--- BEGIN Records to use ---

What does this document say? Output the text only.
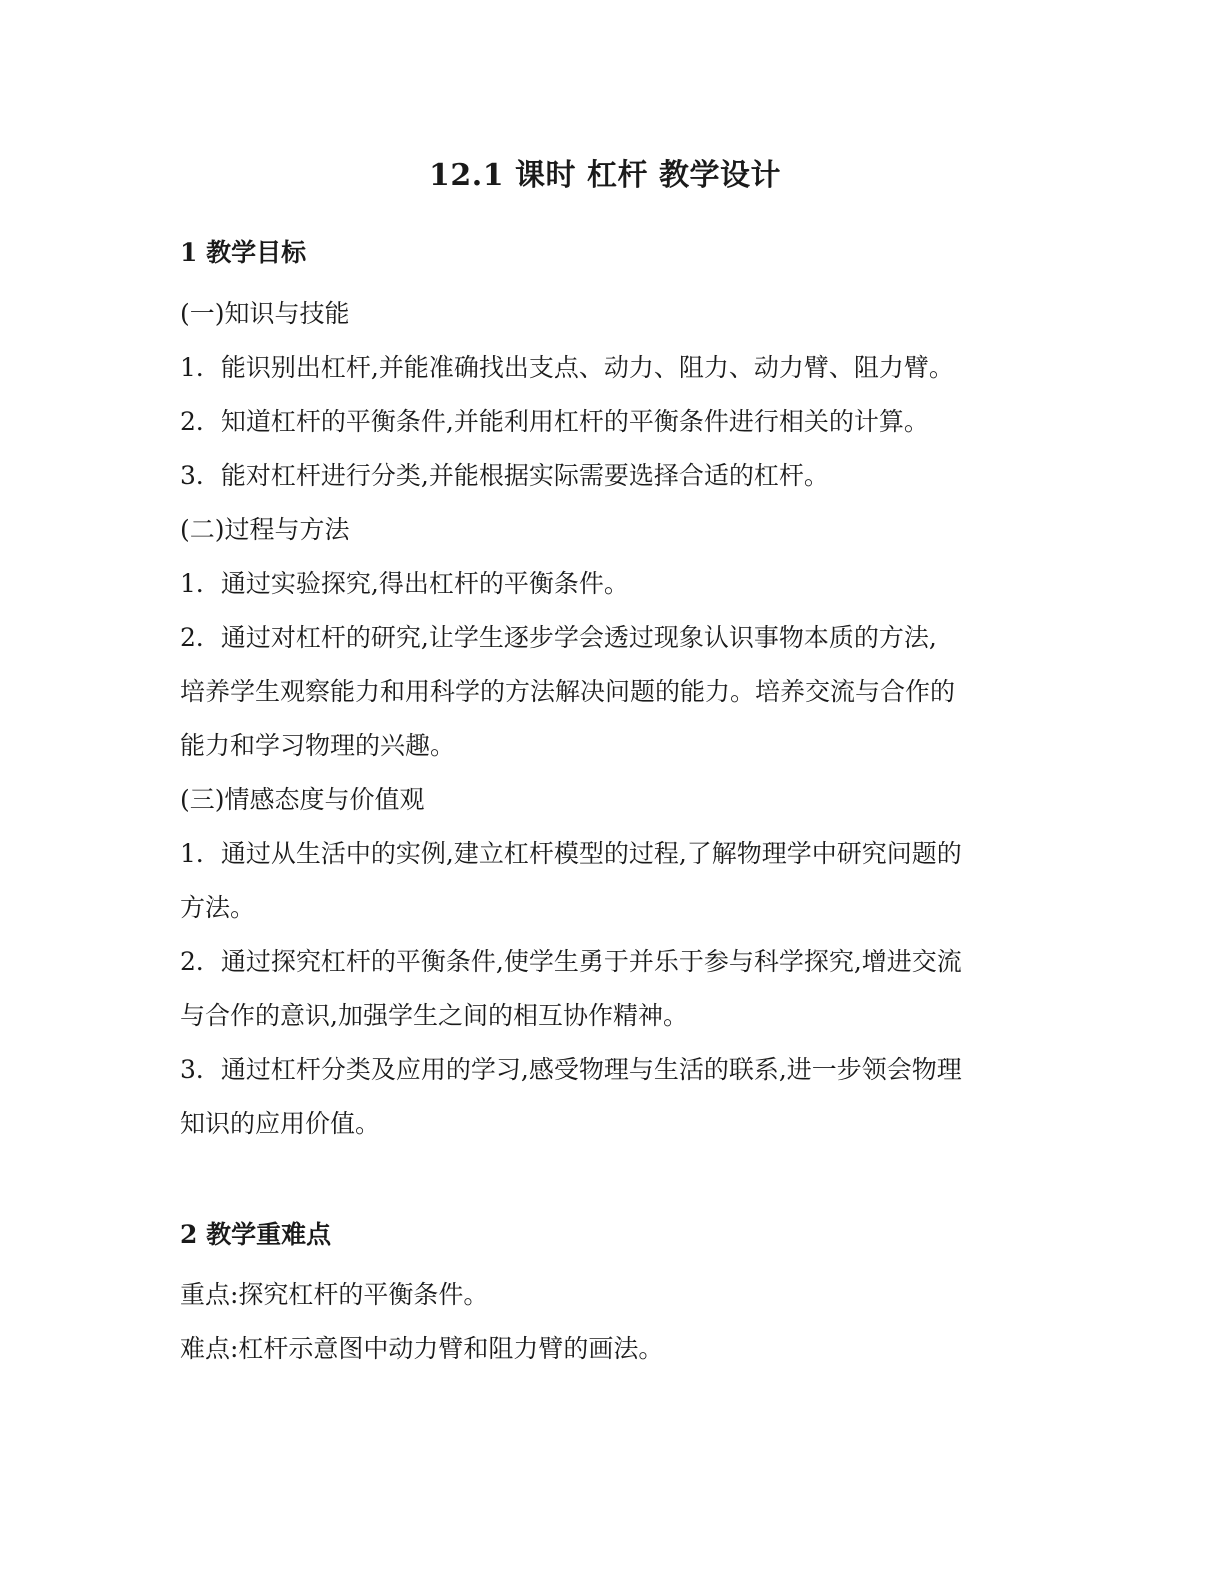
12.1 课时 杠杆 教学设计
1 教学目标
(一)知识与技能
1．能识别出杠杆,并能准确找出支点、动力、阻力、动力臂、阻力臂。
2．知道杠杆的平衡条件,并能利用杠杆的平衡条件进行相关的计算。
3．能对杠杆进行分类,并能根据实际需要选择合适的杠杆。
(二)过程与方法
1．通过实验探究,得出杠杆的平衡条件。
2．通过对杠杆的研究,让学生逐步学会透过现象认识事物本质的方法,
培养学生观察能力和用科学的方法解决问题的能力。培养交流与合作的
能力和学习物理的兴趣。
(三)情感态度与价值观
1．通过从生活中的实例,建立杠杆模型的过程,了解物理学中研究问题的
方法。
2．通过探究杠杆的平衡条件,使学生勇于并乐于参与科学探究,增进交流
与合作的意识,加强学生之间的相互协作精神。
3．通过杠杆分类及应用的学习,感受物理与生活的联系,进一步领会物理
知识的应用价值。
2 教学重难点
重点:探究杠杆的平衡条件。
难点:杠杆示意图中动力臂和阻力臂的画法。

--- END Records to use ---

* Stated exercise
Output the records above exactly as they are, leaving out the pictures.

* Solved problem
What does this document say? Output the text only.
12.1 课时 杠杆 教学设计
1 教学目标
(一)知识与技能
1．能识别出杠杆,并能准确找出支点、动力、阻力、动力臂、阻力臂。
2．知道杠杆的平衡条件,并能利用杠杆的平衡条件进行相关的计算。
3．能对杠杆进行分类,并能根据实际需要选择合适的杠杆。
(二)过程与方法
1．通过实验探究,得出杠杆的平衡条件。
2．通过对杠杆的研究,让学生逐步学会透过现象认识事物本质的方法,
培养学生观察能力和用科学的方法解决问题的能力。培养交流与合作的
能力和学习物理的兴趣。
(三)情感态度与价值观
1．通过从生活中的实例,建立杠杆模型的过程,了解物理学中研究问题的
方法。
2．通过探究杠杆的平衡条件,使学生勇于并乐于参与科学探究,增进交流
与合作的意识,加强学生之间的相互协作精神。
3．通过杠杆分类及应用的学习,感受物理与生活的联系,进一步领会物理
知识的应用价值。
2 教学重难点
重点:探究杠杆的平衡条件。
难点:杠杆示意图中动力臂和阻力臂的画法。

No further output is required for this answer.